#### Set problem
Check each line of the records below and collect those that include the word "this".

#### Raw records
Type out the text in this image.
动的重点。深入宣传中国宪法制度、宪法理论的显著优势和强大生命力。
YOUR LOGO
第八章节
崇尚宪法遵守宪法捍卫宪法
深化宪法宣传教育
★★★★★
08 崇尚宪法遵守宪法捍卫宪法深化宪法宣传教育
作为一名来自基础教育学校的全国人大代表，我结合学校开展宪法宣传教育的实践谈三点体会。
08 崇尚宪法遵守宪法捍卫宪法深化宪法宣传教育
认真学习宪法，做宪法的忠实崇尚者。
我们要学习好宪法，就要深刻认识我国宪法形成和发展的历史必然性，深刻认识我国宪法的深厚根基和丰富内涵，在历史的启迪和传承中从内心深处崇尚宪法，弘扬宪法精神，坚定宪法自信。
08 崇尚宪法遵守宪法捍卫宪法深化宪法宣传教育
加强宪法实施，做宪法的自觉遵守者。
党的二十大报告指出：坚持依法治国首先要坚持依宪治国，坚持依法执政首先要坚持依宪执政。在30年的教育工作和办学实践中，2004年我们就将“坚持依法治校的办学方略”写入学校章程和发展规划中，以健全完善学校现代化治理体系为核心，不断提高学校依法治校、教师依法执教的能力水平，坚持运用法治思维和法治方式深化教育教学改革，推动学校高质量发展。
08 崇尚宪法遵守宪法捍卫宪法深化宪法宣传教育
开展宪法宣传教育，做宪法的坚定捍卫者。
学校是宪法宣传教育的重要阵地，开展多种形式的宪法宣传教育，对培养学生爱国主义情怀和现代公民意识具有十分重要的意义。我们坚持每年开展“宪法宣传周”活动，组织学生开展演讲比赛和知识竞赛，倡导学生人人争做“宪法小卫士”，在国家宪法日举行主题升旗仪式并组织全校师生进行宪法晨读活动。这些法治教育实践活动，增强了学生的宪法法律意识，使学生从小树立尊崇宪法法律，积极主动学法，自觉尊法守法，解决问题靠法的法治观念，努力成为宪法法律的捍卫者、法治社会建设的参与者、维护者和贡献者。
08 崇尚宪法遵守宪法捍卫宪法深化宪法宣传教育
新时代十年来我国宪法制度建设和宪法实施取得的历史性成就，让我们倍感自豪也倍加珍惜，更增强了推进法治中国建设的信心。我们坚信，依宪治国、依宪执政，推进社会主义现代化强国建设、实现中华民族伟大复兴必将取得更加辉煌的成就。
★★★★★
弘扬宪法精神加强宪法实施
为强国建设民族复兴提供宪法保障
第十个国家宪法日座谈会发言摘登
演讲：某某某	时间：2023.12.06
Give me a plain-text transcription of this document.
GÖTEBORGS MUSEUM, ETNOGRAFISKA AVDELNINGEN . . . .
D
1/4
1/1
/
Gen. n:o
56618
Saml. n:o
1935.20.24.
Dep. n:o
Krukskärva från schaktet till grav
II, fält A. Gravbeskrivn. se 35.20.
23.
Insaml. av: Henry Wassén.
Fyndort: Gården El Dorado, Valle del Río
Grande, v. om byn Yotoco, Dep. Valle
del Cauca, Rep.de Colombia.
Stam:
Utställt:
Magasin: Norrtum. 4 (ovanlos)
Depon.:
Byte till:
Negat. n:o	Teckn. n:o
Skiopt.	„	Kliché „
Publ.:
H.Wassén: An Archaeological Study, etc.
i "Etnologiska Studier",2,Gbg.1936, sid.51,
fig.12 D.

#### Response below
Type out the text in this image.
Give me a plain-text transcription of this document.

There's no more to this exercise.